:: Task goal ::
Select all lines with the string "труда" in them, and copy those lines.

[Records contained in a dataset]
====================

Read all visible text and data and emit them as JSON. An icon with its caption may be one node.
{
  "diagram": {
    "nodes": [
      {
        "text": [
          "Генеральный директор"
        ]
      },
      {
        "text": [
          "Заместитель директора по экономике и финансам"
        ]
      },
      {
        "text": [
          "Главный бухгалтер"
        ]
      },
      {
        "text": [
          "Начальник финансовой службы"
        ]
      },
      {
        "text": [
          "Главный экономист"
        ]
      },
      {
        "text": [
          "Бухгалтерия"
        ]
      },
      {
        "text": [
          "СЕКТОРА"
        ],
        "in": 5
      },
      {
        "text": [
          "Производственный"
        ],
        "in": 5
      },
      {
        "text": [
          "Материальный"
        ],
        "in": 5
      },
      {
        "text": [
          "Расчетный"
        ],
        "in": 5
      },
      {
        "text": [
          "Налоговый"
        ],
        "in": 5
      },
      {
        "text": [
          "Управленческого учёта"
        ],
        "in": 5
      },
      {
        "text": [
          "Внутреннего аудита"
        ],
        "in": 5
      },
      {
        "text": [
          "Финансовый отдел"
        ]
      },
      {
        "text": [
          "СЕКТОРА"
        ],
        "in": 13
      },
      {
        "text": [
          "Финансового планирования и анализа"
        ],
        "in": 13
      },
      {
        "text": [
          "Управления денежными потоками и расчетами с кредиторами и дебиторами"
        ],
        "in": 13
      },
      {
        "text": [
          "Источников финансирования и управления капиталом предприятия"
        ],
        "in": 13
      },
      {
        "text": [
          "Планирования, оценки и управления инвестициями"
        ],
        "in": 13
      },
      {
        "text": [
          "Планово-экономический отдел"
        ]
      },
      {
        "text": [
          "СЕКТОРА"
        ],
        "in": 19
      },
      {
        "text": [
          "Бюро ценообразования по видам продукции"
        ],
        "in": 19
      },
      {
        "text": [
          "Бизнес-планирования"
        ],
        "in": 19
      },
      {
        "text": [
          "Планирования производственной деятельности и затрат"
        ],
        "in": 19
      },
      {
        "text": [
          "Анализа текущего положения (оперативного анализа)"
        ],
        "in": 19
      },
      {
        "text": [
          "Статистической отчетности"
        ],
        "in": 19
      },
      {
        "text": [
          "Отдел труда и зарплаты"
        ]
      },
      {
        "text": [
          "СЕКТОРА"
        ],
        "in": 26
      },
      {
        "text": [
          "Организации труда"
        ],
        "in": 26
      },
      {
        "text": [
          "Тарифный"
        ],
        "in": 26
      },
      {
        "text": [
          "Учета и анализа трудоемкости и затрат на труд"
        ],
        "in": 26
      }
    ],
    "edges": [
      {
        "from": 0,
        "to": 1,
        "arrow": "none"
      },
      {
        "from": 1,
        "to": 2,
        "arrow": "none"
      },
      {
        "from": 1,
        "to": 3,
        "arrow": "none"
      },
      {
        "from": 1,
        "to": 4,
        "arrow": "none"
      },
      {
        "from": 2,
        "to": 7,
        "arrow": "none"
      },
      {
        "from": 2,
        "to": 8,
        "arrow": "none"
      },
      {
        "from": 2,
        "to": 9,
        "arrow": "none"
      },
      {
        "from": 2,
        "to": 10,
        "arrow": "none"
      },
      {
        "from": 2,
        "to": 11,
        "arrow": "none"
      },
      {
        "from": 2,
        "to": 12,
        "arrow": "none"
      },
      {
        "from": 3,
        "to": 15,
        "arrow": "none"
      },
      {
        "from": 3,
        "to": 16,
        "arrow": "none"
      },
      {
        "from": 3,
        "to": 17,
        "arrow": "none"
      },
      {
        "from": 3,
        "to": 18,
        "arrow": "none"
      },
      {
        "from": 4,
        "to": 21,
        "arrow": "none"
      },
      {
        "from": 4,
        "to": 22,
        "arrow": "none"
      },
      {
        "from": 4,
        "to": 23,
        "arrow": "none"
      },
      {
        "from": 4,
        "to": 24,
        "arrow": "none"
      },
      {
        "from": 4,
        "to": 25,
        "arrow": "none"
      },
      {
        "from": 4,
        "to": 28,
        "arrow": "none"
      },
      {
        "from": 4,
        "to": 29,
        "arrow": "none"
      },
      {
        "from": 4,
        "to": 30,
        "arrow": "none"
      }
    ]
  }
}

====================

:: Response for this exercise ::
          "Отдел труда и зарплаты"
          "Организации труда"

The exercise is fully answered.